Dataset items:
#####

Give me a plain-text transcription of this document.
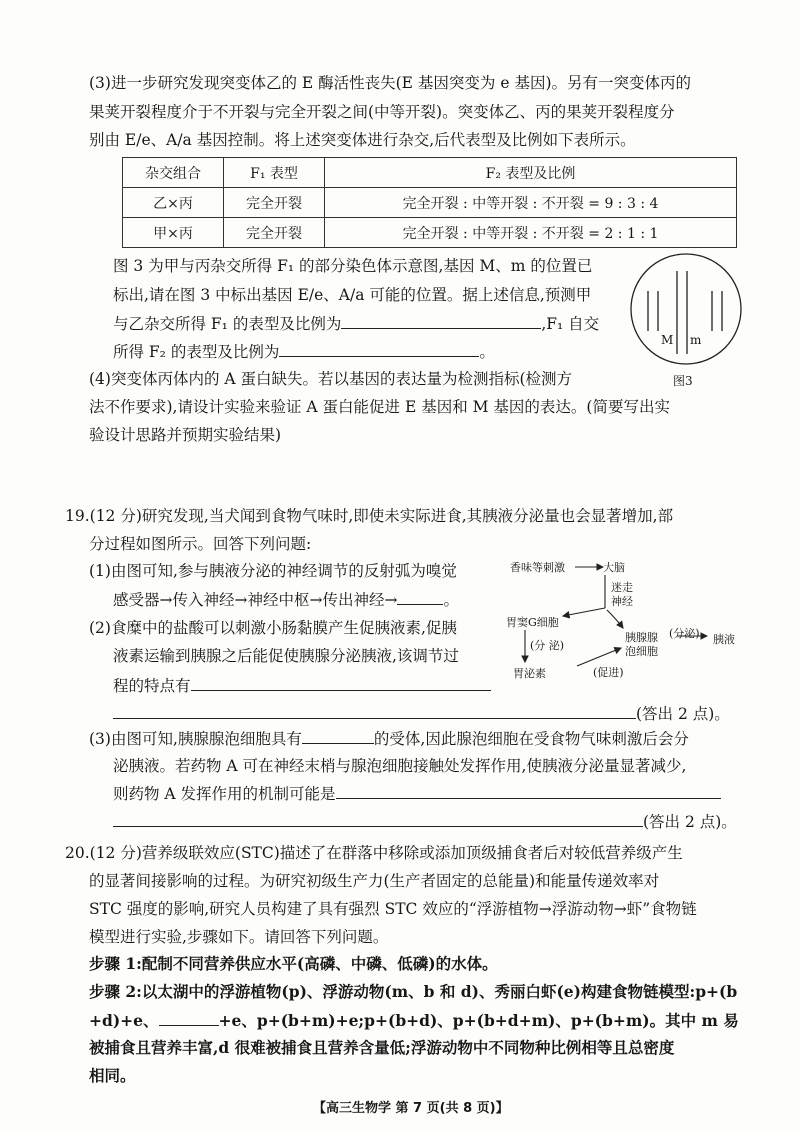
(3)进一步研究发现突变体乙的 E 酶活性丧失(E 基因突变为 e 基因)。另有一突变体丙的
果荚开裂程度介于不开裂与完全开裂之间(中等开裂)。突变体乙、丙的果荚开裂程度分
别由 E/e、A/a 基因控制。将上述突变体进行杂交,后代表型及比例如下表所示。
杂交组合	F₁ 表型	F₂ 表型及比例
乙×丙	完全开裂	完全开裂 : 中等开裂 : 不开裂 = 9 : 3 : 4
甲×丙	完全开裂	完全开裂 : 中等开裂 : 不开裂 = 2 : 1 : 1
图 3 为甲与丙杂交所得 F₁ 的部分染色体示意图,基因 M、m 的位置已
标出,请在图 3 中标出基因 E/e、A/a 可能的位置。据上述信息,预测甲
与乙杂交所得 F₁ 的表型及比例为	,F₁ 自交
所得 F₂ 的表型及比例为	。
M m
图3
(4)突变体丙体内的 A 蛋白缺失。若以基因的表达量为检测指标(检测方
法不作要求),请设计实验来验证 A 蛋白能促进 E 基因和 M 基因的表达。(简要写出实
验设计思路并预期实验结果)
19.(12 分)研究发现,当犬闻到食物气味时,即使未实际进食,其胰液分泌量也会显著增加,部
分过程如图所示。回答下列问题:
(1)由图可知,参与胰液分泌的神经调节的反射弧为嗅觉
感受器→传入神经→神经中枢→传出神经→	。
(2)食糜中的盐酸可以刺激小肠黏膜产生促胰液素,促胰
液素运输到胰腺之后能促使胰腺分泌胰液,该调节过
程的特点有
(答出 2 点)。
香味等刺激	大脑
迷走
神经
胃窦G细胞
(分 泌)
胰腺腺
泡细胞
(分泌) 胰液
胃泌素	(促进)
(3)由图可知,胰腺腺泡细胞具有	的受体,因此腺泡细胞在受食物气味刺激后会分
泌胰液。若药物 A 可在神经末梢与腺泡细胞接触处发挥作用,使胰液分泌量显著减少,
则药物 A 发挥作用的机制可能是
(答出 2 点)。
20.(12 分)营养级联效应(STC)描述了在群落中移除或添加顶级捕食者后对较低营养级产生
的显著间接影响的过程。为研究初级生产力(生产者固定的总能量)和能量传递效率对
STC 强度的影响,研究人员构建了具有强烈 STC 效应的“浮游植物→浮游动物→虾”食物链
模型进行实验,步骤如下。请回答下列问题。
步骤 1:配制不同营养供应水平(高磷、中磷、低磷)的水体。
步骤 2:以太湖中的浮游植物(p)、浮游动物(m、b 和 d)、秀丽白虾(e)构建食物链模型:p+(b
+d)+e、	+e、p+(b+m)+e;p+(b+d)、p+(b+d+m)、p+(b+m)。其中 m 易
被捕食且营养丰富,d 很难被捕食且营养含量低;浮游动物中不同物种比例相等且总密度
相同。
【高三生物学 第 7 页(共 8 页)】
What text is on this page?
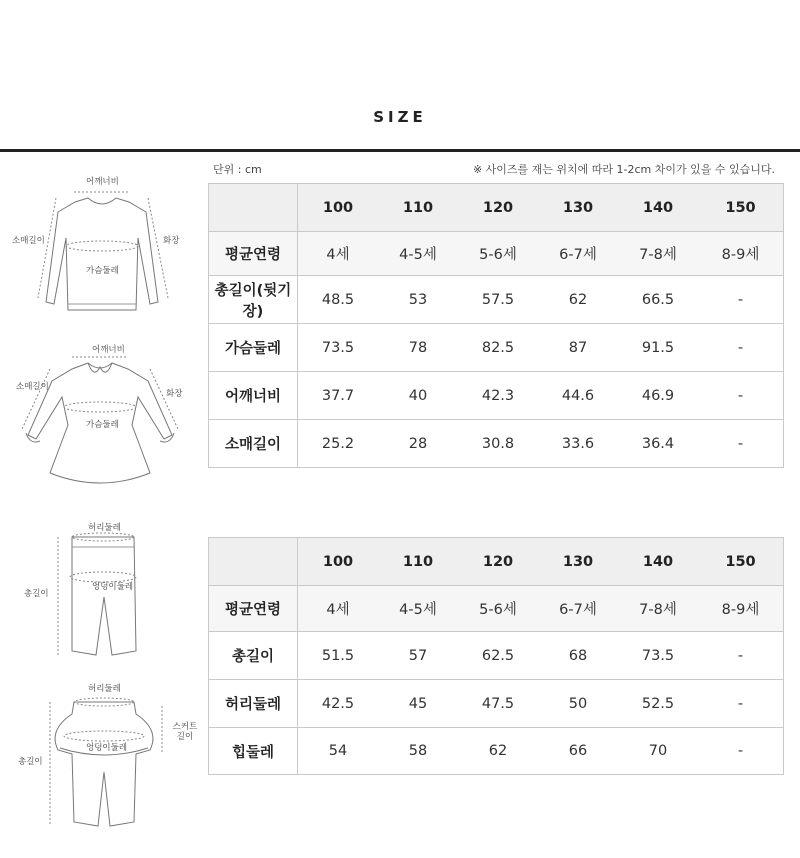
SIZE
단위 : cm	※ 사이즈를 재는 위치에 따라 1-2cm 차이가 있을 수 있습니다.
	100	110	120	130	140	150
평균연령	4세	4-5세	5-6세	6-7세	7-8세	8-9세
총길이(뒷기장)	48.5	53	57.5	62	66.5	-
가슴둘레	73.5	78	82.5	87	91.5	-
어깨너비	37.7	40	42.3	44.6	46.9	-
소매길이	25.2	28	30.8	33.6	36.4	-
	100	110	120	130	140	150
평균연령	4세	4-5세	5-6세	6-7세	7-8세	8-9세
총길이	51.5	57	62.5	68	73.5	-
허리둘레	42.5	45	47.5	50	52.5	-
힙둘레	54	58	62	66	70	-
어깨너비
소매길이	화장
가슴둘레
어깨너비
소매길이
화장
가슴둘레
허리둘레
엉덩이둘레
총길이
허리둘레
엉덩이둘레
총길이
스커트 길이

#####

**EXERCISE AIM**
Go through the listing above and locate each line that holds the word "由图可知". Copy those lines.

**OUTPUT FOR THIS EXERCISE**
(1)由图可知,参与胰液分泌的神经调节的反射弧为嗅觉
(3)由图可知,胰腺腺泡细胞具有	的受体,因此腺泡细胞在受食物气味刺激后会分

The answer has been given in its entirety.